— BEGIN —

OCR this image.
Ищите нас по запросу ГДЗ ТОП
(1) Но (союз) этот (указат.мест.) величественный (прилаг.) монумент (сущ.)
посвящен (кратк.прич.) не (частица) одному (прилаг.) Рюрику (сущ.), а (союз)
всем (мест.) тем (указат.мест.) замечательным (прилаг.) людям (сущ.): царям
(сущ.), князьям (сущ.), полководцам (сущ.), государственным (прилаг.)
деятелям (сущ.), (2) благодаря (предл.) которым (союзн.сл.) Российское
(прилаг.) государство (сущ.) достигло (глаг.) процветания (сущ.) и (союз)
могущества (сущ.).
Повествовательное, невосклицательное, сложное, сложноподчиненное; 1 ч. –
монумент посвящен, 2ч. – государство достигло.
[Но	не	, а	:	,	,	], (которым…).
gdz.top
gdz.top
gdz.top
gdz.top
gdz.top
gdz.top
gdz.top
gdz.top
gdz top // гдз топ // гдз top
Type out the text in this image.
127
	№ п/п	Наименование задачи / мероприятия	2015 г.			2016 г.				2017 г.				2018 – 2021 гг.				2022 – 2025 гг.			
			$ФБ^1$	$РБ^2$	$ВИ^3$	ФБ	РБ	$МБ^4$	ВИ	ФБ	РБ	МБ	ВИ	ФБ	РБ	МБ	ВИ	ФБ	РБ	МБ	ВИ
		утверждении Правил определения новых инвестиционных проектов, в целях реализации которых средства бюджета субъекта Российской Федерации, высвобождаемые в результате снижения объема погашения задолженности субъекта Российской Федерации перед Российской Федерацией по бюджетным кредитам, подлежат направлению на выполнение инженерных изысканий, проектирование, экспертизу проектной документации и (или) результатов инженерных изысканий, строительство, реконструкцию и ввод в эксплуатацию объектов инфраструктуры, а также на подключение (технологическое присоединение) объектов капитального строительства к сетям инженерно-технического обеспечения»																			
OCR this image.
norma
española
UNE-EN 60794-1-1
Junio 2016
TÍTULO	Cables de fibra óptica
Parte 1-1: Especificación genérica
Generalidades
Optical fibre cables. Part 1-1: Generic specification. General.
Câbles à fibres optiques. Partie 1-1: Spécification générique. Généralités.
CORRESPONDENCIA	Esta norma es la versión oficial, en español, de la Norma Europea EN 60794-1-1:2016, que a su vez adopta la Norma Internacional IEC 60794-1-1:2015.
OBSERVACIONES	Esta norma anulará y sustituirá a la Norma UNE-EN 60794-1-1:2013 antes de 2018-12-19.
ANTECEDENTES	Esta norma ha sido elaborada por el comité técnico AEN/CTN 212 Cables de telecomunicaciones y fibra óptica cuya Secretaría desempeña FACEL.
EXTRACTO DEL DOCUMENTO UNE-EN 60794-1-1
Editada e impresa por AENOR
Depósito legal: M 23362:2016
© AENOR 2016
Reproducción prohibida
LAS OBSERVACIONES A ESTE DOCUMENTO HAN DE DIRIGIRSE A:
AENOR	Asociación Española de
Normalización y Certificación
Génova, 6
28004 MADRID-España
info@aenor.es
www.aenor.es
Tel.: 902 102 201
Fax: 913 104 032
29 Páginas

— END —

> _SET PROBLEM_
Retype the material above, line by line, exactly.

> _RESPONSE TO THIS EXERCISE_
OCR this image.
Ищите нас по запросу ГДЗ ТОП
(1) Но (союз) этот (указат.мест.) величественный (прилаг.) монумент (сущ.)
посвящен (кратк.прич.) не (частица) одному (прилаг.) Рюрику (сущ.), а (союз)
всем (мест.) тем (указат.мест.) замечательным (прилаг.) людям (сущ.): царям
(сущ.), князьям (сущ.), полководцам (сущ.), государственным (прилаг.)
деятелям (сущ.), (2) благодаря (предл.) которым (союзн.сл.) Российское
(прилаг.) государство (сущ.) достигло (глаг.) процветания (сущ.) и (союз)
могущества (сущ.).
Повествовательное, невосклицательное, сложное, сложноподчиненное; 1 ч. –
монумент посвящен, 2ч. – государство достигло.
[Но	не	, а	:	,	,	], (которым…).
gdz.top
gdz.top
gdz.top
gdz.top
gdz.top
gdz.top
gdz.top
gdz.top
gdz top // гдз топ // гдз top
Type out the text in this image.
127
	№ п/п	Наименование задачи / мероприятия	2015 г.			2016 г.				2017 г.				2018 – 2021 гг.				2022 – 2025 гг.			
			$ФБ^1$	$РБ^2$	$ВИ^3$	ФБ	РБ	$МБ^4$	ВИ	ФБ	РБ	МБ	ВИ	ФБ	РБ	МБ	ВИ	ФБ	РБ	МБ	ВИ
		утверждении Правил определения новых инвестиционных проектов, в целях реализации которых средства бюджета субъекта Российской Федерации, высвобождаемые в результате снижения объема погашения задолженности субъекта Российской Федерации перед Российской Федерацией по бюджетным кредитам, подлежат направлению на выполнение инженерных изысканий, проектирование, экспертизу проектной документации и (или) результатов инженерных изысканий, строительство, реконструкцию и ввод в эксплуатацию объектов инфраструктуры, а также на подключение (технологическое присоединение) объектов капитального строительства к сетям инженерно-технического обеспечения»																			
OCR this image.
norma
española
UNE-EN 60794-1-1
Junio 2016
TÍTULO	Cables de fibra óptica
Parte 1-1: Especificación genérica
Generalidades
Optical fibre cables. Part 1-1: Generic specification. General.
Câbles à fibres optiques. Partie 1-1: Spécification générique. Généralités.
CORRESPONDENCIA	Esta norma es la versión oficial, en español, de la Norma Europea EN 60794-1-1:2016, que a su vez adopta la Norma Internacional IEC 60794-1-1:2015.
OBSERVACIONES	Esta norma anulará y sustituirá a la Norma UNE-EN 60794-1-1:2013 antes de 2018-12-19.
ANTECEDENTES	Esta norma ha sido elaborada por el comité técnico AEN/CTN 212 Cables de telecomunicaciones y fibra óptica cuya Secretaría desempeña FACEL.
EXTRACTO DEL DOCUMENTO UNE-EN 60794-1-1
Editada e impresa por AENOR
Depósito legal: M 23362:2016
© AENOR 2016
Reproducción prohibida
LAS OBSERVACIONES A ESTE DOCUMENTO HAN DE DIRIGIRSE A:
AENOR	Asociación Española de
Normalización y Certificación
Génova, 6
28004 MADRID-España
info@aenor.es
www.aenor.es
Tel.: 902 102 201
Fax: 913 104 032
29 Páginas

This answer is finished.